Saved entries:
----------------
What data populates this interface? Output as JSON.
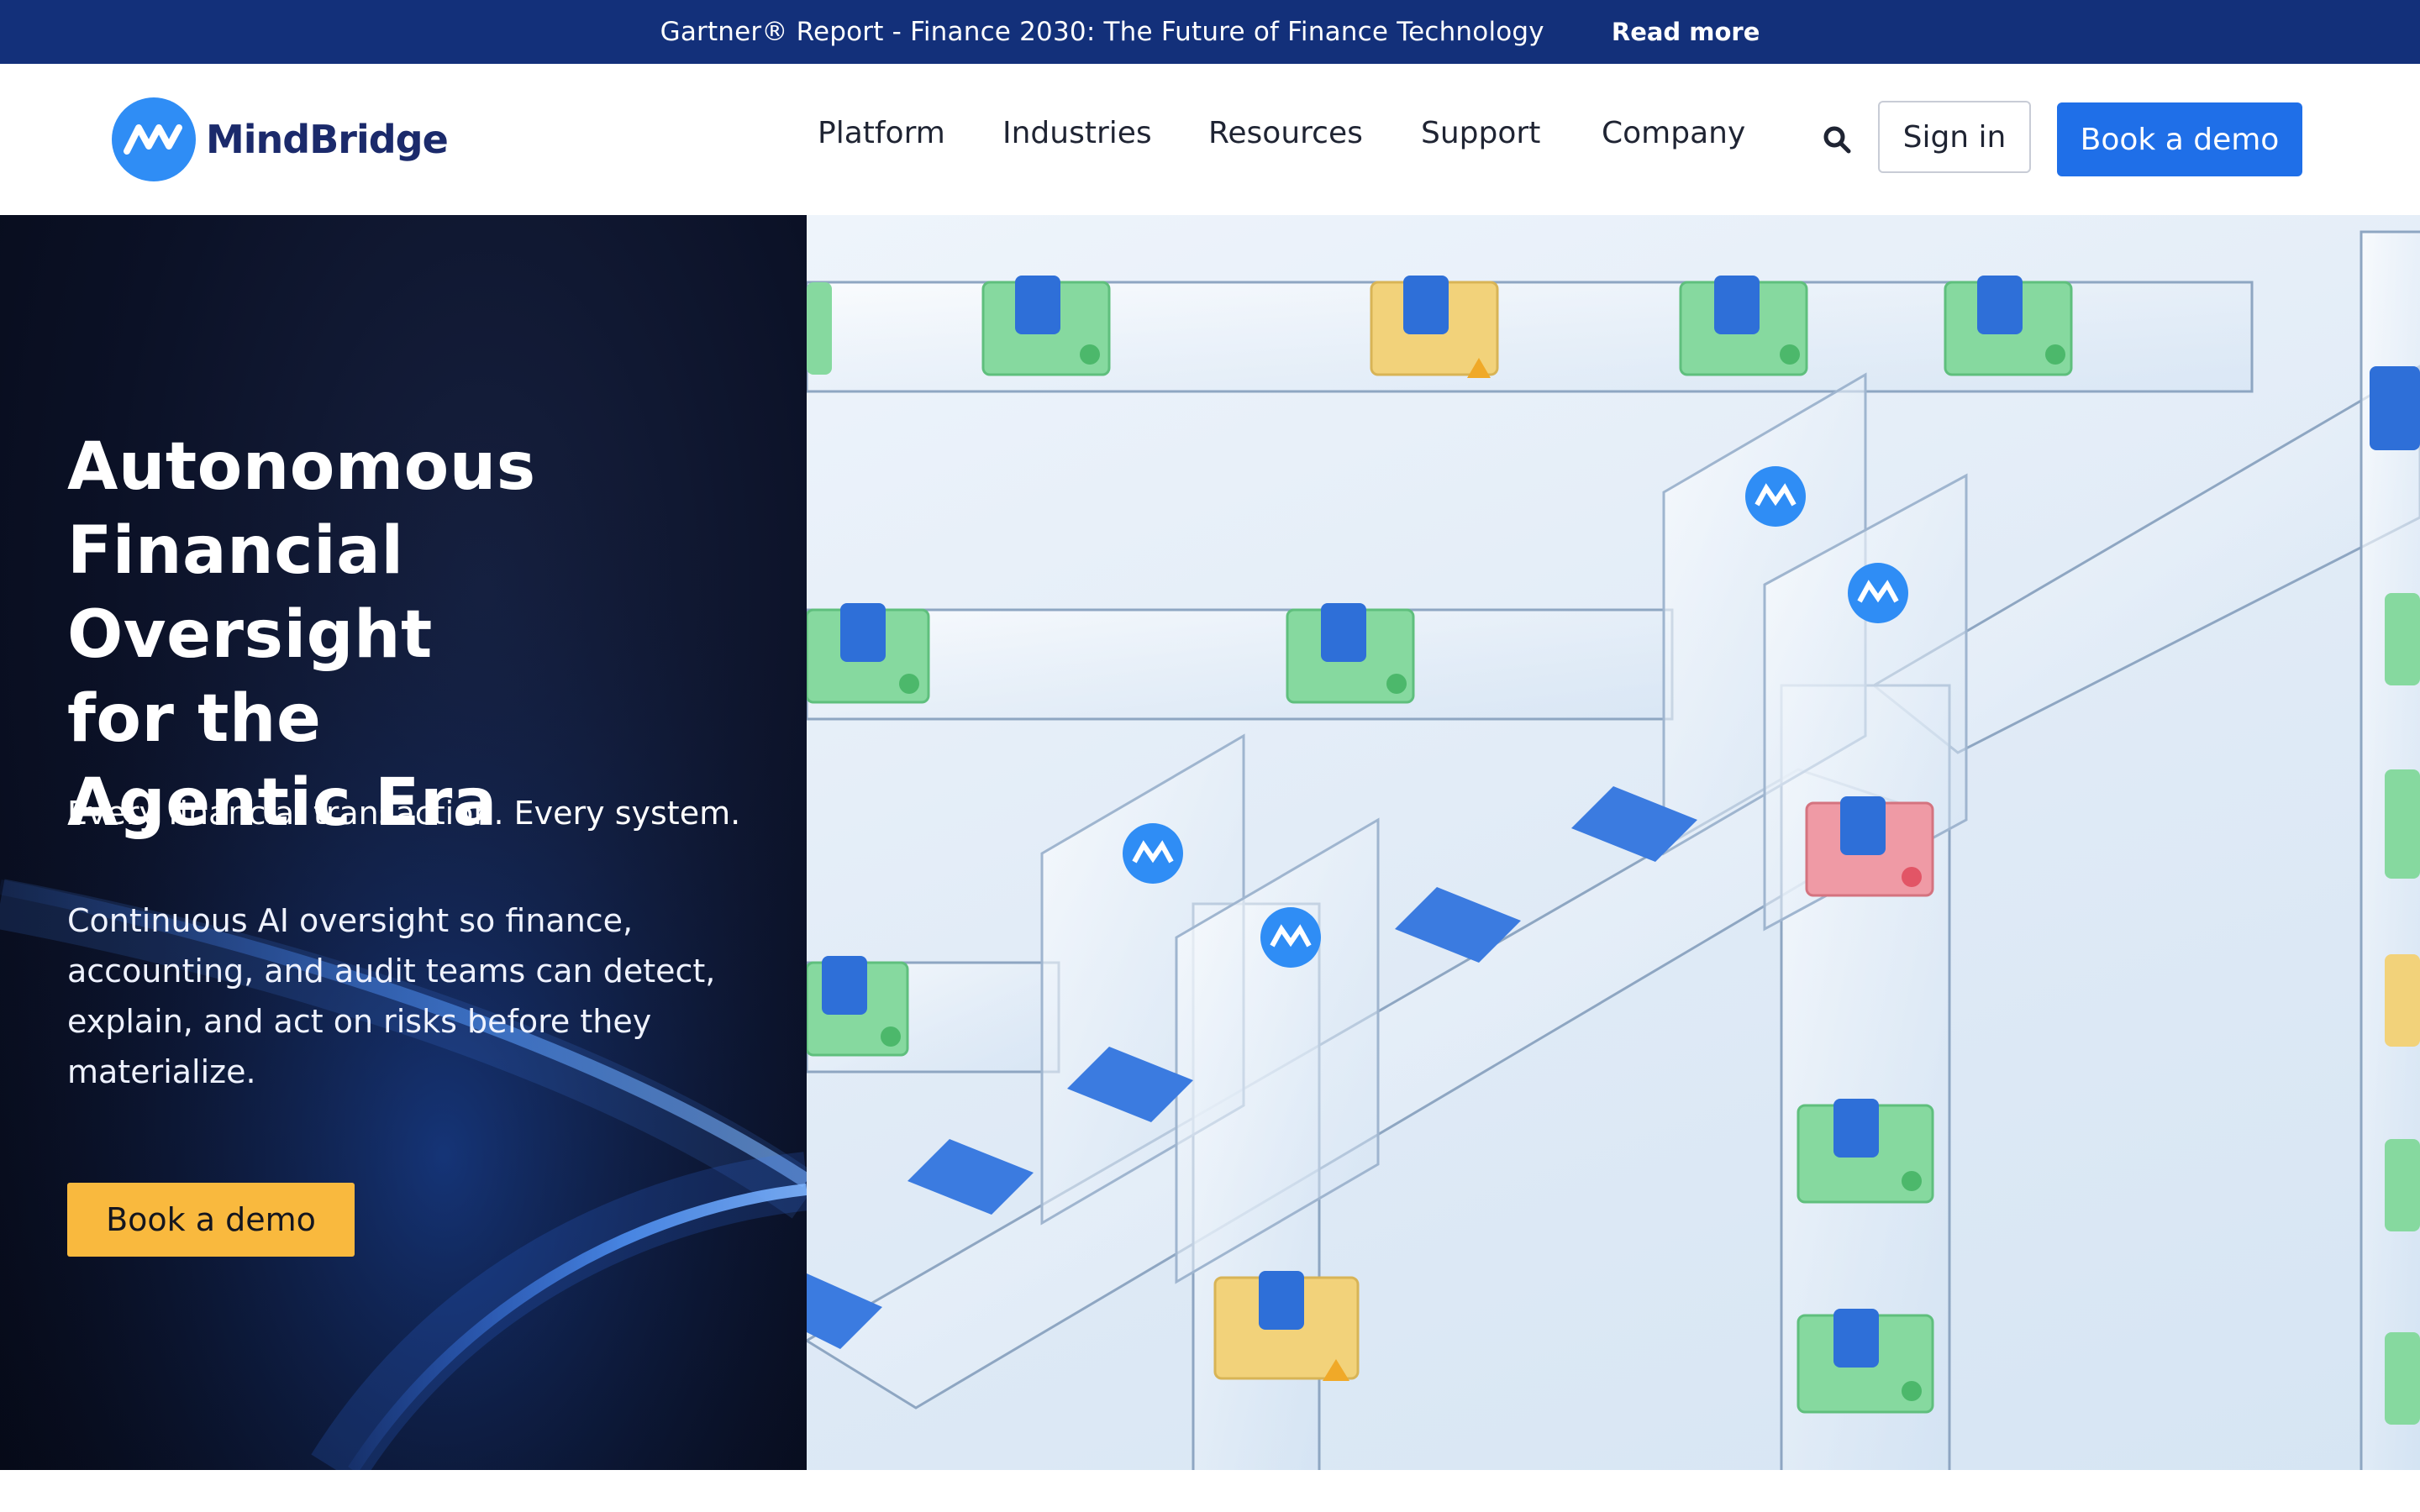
{
  "announcement": {
    "message": "Gartner® Report - Finance 2030: The Future of Finance Technology",
    "link_label": "Read more"
  },
  "header": {
    "brand": "MindBridge",
    "nav": [
      "Platform",
      "Industries",
      "Resources",
      "Support",
      "Company"
    ],
    "search_icon": "search-icon",
    "sign_in_label": "Sign in",
    "demo_label": "Book a demo"
  },
  "hero": {
    "title_lines": [
      "Autonomous",
      "Financial Oversight",
      "for the",
      "Agentic Era"
    ],
    "subtitle": "Every financial transaction. Every system.",
    "body": "Continuous AI oversight so finance, accounting, and audit teams can detect, explain, and act on risks before they materialize.",
    "cta_label": "Book a demo"
  },
  "colors": {
    "announcement_bg": "#13307a",
    "brand_blue": "#1f6fe8",
    "brand_navy": "#1b2a6b",
    "cta_yellow": "#f9b93e",
    "hero_dark": "#0b1126",
    "status_green": "#7fd69a",
    "status_yellow": "#f2d27a",
    "status_red": "#ef9aa5"
  }
}
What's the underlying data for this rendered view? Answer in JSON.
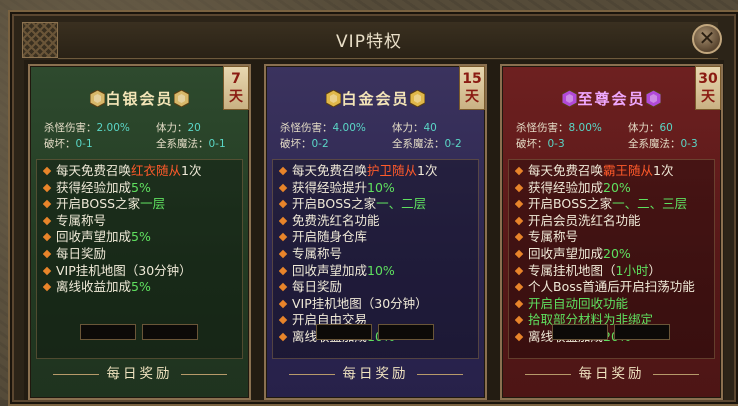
----------------
## [What to work on]
Images must not appear in the copy; reproduce everything else in the records verbatim.

## [Output of the task]
What data populates this interface? Output as JSON.
{
  "announcement": {
    "message": "Gartner® Report - Finance 2030: The Future of Finance Technology",
    "link_label": "Read more"
  },
  "header": {
    "brand": "MindBridge",
    "nav": [
      "Platform",
      "Industries",
      "Resources",
      "Support",
      "Company"
    ],
    "search_icon": "search-icon",
    "sign_in_label": "Sign in",
    "demo_label": "Book a demo"
  },
  "hero": {
    "title_lines": [
      "Autonomous",
      "Financial Oversight",
      "for the",
      "Agentic Era"
    ],
    "subtitle": "Every financial transaction. Every system.",
    "body": "Continuous AI oversight so finance, accounting, and audit teams can detect, explain, and act on risks before they materialize.",
    "cta_label": "Book a demo"
  },
  "colors": {
    "announcement_bg": "#13307a",
    "brand_blue": "#1f6fe8",
    "brand_navy": "#1b2a6b",
    "cta_yellow": "#f9b93e",
    "hero_dark": "#0b1126",
    "status_green": "#7fd69a",
    "status_yellow": "#f2d27a",
    "status_red": "#ef9aa5"
  }
}
What's the underlying data for this rendered view? Answer in JSON.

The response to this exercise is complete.